*The task*:
In the listing below, find every line with the string "Class" and pull it out.
* Begin Given information *
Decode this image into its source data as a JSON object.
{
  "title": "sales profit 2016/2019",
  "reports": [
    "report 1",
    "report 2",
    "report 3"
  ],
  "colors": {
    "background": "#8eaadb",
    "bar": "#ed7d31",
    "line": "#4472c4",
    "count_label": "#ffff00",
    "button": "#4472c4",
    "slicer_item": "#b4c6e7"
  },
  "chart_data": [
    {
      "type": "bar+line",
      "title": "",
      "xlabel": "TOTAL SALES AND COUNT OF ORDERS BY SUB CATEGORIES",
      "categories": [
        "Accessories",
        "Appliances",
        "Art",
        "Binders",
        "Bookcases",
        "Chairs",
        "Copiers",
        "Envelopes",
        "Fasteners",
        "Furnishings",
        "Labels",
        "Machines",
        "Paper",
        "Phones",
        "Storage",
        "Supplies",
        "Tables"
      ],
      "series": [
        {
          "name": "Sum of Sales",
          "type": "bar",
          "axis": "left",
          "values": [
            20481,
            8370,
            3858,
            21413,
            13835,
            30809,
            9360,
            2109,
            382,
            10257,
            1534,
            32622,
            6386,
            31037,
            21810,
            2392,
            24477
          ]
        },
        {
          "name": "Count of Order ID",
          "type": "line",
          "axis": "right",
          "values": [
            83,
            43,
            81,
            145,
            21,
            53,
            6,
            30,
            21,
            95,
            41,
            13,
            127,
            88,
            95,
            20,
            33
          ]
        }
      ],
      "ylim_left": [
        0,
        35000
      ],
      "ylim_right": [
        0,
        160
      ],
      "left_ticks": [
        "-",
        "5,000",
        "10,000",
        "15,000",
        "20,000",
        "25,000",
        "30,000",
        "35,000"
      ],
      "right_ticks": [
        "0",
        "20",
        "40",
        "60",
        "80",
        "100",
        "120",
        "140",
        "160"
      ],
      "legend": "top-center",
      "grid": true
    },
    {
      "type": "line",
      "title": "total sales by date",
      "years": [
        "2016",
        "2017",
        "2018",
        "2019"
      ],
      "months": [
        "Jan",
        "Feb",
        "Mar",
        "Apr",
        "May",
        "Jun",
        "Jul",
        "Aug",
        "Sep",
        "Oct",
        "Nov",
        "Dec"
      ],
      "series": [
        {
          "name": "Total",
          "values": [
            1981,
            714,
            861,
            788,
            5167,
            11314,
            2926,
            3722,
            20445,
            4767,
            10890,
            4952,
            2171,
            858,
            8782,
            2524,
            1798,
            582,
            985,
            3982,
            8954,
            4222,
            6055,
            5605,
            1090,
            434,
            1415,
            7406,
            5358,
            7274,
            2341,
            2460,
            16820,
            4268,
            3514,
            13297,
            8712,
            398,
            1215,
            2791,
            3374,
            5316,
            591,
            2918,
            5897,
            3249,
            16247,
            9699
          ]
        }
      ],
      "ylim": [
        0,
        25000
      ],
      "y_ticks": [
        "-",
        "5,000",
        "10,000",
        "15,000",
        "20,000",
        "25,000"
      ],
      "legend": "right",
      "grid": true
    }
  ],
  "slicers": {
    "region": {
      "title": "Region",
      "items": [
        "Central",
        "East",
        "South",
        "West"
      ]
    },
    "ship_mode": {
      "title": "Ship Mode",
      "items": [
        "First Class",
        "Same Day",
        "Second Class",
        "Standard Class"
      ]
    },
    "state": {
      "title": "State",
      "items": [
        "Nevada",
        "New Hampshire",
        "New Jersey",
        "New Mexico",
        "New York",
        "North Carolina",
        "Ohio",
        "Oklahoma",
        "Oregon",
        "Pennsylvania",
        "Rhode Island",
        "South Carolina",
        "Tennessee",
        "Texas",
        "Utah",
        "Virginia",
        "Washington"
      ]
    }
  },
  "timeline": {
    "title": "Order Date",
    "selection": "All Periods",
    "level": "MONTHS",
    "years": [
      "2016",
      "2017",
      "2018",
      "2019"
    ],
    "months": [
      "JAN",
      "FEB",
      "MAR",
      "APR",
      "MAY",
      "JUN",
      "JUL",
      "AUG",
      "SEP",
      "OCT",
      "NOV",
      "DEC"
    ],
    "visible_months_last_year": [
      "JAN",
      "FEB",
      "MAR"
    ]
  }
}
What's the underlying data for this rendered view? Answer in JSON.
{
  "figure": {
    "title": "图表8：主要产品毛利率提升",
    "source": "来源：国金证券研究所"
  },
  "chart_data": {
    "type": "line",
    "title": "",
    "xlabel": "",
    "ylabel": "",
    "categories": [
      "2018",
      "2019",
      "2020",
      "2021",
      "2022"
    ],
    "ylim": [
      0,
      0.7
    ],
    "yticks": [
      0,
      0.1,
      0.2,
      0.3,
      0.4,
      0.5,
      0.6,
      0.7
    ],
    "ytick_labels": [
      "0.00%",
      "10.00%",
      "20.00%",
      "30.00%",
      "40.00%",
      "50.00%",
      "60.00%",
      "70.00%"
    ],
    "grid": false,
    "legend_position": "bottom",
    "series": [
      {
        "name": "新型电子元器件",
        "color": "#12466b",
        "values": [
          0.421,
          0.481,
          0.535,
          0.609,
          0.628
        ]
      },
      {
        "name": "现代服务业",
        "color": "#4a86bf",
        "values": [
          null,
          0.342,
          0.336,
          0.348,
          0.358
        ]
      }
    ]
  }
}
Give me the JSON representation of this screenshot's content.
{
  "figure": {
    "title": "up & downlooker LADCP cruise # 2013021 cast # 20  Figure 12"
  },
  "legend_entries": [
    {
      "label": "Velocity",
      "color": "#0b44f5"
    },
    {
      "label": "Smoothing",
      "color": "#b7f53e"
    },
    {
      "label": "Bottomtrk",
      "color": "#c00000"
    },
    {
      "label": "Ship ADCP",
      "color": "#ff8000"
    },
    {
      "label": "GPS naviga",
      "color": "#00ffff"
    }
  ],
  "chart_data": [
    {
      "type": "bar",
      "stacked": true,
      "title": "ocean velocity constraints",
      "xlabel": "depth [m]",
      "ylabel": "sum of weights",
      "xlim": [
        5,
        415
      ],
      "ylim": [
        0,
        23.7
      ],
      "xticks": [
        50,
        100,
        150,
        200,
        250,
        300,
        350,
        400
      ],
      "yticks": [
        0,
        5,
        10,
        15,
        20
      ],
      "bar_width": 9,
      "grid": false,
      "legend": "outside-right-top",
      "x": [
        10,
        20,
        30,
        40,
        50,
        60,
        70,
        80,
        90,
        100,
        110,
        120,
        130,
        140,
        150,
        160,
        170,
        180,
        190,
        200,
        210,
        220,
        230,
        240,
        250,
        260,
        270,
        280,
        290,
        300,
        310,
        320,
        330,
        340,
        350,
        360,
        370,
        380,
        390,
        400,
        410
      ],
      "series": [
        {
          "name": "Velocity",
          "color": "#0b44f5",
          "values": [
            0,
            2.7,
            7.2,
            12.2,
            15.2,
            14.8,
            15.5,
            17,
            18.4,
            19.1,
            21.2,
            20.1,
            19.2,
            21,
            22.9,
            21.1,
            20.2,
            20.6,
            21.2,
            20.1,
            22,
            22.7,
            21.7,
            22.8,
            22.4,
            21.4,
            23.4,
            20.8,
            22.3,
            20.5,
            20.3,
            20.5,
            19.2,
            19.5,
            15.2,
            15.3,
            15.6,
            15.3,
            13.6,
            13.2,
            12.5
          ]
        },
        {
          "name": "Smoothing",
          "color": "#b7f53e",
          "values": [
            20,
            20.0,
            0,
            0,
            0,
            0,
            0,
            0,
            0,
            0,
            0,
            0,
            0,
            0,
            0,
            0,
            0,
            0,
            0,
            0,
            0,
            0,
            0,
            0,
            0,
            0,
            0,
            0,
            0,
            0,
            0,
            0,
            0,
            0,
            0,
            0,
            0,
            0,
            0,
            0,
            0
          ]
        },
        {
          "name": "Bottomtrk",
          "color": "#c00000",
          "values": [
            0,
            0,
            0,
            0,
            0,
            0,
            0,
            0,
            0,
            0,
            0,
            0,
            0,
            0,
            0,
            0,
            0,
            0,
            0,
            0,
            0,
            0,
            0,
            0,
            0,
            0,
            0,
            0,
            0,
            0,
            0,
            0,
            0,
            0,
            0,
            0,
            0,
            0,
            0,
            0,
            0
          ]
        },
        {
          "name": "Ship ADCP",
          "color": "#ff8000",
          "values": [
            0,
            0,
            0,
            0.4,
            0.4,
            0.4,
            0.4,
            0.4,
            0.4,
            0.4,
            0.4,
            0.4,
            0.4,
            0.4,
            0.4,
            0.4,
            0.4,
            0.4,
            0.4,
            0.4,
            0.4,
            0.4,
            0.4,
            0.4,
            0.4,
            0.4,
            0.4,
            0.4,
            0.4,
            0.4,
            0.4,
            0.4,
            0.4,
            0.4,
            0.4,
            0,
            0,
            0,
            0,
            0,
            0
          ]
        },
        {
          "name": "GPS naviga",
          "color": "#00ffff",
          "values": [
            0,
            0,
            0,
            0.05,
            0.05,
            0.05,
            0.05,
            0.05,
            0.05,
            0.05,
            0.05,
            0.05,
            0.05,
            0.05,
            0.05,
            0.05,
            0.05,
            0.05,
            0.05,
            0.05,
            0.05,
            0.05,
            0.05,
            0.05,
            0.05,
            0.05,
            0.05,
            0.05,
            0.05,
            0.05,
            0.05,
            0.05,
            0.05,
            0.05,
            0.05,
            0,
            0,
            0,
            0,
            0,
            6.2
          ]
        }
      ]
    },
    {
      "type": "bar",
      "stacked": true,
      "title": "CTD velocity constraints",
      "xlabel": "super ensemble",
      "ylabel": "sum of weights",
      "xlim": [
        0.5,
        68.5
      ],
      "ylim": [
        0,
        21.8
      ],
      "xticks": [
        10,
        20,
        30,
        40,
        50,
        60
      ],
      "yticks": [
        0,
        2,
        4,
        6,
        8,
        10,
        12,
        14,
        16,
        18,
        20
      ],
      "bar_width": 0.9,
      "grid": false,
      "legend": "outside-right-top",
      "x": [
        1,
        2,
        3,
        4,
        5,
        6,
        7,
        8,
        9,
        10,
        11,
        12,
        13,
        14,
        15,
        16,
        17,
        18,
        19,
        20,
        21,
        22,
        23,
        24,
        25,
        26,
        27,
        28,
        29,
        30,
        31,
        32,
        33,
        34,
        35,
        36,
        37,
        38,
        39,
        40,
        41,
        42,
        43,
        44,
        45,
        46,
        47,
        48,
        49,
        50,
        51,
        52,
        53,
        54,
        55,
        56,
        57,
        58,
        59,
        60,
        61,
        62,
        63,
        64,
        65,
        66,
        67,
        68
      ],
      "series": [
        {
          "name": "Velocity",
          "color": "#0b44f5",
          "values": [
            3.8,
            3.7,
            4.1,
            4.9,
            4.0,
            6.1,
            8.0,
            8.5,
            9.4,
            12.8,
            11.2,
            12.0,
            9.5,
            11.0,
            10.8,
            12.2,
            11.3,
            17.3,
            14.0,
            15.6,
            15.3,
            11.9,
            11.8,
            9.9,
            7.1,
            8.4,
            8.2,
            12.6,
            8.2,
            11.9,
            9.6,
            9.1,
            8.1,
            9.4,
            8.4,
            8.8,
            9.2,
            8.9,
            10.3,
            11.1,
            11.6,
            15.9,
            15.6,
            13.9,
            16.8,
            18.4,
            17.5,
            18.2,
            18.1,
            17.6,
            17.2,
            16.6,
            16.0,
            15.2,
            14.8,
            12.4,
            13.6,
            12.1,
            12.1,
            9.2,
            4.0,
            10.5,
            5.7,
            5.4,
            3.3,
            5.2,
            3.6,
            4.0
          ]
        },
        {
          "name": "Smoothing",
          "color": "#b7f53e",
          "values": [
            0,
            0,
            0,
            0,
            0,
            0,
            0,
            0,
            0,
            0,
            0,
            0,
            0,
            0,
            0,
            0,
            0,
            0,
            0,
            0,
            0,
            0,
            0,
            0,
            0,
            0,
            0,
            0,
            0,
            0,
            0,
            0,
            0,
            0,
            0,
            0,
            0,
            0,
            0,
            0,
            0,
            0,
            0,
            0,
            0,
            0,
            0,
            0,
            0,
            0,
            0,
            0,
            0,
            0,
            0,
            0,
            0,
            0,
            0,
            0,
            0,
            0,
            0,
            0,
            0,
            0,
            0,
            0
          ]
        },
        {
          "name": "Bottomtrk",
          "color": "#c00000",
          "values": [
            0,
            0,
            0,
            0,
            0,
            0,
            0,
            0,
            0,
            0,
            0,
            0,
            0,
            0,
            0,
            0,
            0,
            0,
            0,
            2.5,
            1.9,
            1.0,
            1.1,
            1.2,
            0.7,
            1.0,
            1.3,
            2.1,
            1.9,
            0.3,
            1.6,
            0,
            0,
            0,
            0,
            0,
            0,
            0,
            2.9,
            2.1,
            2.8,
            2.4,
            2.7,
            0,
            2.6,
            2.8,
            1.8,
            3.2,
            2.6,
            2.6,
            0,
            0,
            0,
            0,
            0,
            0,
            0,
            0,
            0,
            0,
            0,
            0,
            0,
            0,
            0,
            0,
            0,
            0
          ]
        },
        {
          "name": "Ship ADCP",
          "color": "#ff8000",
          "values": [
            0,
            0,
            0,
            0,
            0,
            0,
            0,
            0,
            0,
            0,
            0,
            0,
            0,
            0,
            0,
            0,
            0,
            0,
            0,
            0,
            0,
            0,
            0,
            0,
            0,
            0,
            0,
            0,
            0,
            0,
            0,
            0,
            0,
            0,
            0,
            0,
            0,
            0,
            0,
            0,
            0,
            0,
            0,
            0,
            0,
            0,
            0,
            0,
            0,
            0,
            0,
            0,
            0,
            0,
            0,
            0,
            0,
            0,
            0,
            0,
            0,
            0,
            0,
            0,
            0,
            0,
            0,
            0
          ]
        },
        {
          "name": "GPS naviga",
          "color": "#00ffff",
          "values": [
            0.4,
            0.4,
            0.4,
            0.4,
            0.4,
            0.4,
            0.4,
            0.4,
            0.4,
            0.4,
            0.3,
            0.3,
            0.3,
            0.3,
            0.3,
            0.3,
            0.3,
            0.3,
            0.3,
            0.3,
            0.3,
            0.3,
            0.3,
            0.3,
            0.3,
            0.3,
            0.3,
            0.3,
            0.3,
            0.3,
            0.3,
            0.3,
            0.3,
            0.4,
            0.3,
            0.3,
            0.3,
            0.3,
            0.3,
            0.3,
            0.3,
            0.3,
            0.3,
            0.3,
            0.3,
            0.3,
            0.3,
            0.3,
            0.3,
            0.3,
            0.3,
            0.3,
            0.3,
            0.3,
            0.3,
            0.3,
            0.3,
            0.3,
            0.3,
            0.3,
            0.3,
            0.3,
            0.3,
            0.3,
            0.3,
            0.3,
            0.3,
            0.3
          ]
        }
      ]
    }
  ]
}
* End Given information *
*Solution to this task*:
        "First Class",
        "Second Class",
        "Standard Class"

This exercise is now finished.